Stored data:
┏━━

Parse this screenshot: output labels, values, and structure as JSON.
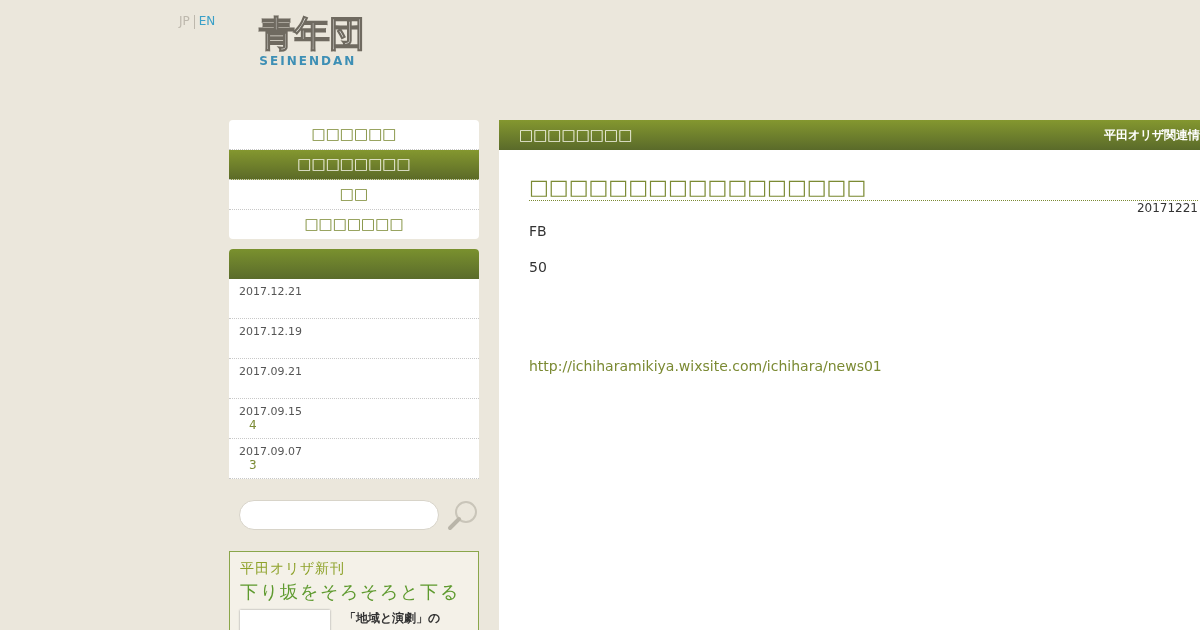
{
  "languages": [
    {
      "label": "JP",
      "selected": false
    },
    {
      "label": "EN",
      "selected": true
    }
  ],
  "logo": {
    "title": "青年団",
    "subtitle": "SEINENDAN"
  },
  "nav": [
    {
      "label": "□□□□□□",
      "selected": false
    },
    {
      "label": "□□□□□□□□",
      "selected": true
    },
    {
      "label": "□□",
      "selected": false
    },
    {
      "label": "□□□□□□□",
      "selected": false
    }
  ],
  "recent": [
    {
      "date": "2017.12.21"
    },
    {
      "date": "2017.12.19"
    },
    {
      "date": "2017.09.21"
    },
    {
      "date": "2017.09.15",
      "link": "4"
    },
    {
      "date": "2017.09.07",
      "link": "3"
    }
  ],
  "banner": {
    "kicker": "平田オリザ新刊",
    "title": "下り坂をそろそろと下る",
    "caption": "「地域と演劇」の"
  },
  "panel": {
    "heading": "□□□□□□□□",
    "category": "平田オリザ関連情"
  },
  "article": {
    "title": "□□□□□□□□□□□□□□□□□",
    "date": "20171221",
    "paragraphs": [
      {
        "kind": "text",
        "text": "FB"
      },
      {
        "kind": "text",
        "text": "50"
      },
      {
        "kind": "gap"
      },
      {
        "kind": "link",
        "text": "http://ichiharamikiya.wixsite.com/ichihara/news01"
      }
    ]
  }
}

┗━━

**What is being asked**
Copy out each record shown above without alteration, skipping any picture.

**Written response**
Parse this screenshot: output labels, values, and structure as JSON.
{
  "languages": [
    {
      "label": "JP",
      "selected": false
    },
    {
      "label": "EN",
      "selected": true
    }
  ],
  "logo": {
    "title": "青年団",
    "subtitle": "SEINENDAN"
  },
  "nav": [
    {
      "label": "□□□□□□",
      "selected": false
    },
    {
      "label": "□□□□□□□□",
      "selected": true
    },
    {
      "label": "□□",
      "selected": false
    },
    {
      "label": "□□□□□□□",
      "selected": false
    }
  ],
  "recent": [
    {
      "date": "2017.12.21"
    },
    {
      "date": "2017.12.19"
    },
    {
      "date": "2017.09.21"
    },
    {
      "date": "2017.09.15",
      "link": "4"
    },
    {
      "date": "2017.09.07",
      "link": "3"
    }
  ],
  "banner": {
    "kicker": "平田オリザ新刊",
    "title": "下り坂をそろそろと下る",
    "caption": "「地域と演劇」の"
  },
  "panel": {
    "heading": "□□□□□□□□",
    "category": "平田オリザ関連情"
  },
  "article": {
    "title": "□□□□□□□□□□□□□□□□□",
    "date": "20171221",
    "paragraphs": [
      {
        "kind": "text",
        "text": "FB"
      },
      {
        "kind": "text",
        "text": "50"
      },
      {
        "kind": "gap"
      },
      {
        "kind": "link",
        "text": "http://ichiharamikiya.wixsite.com/ichihara/news01"
      }
    ]
  }
}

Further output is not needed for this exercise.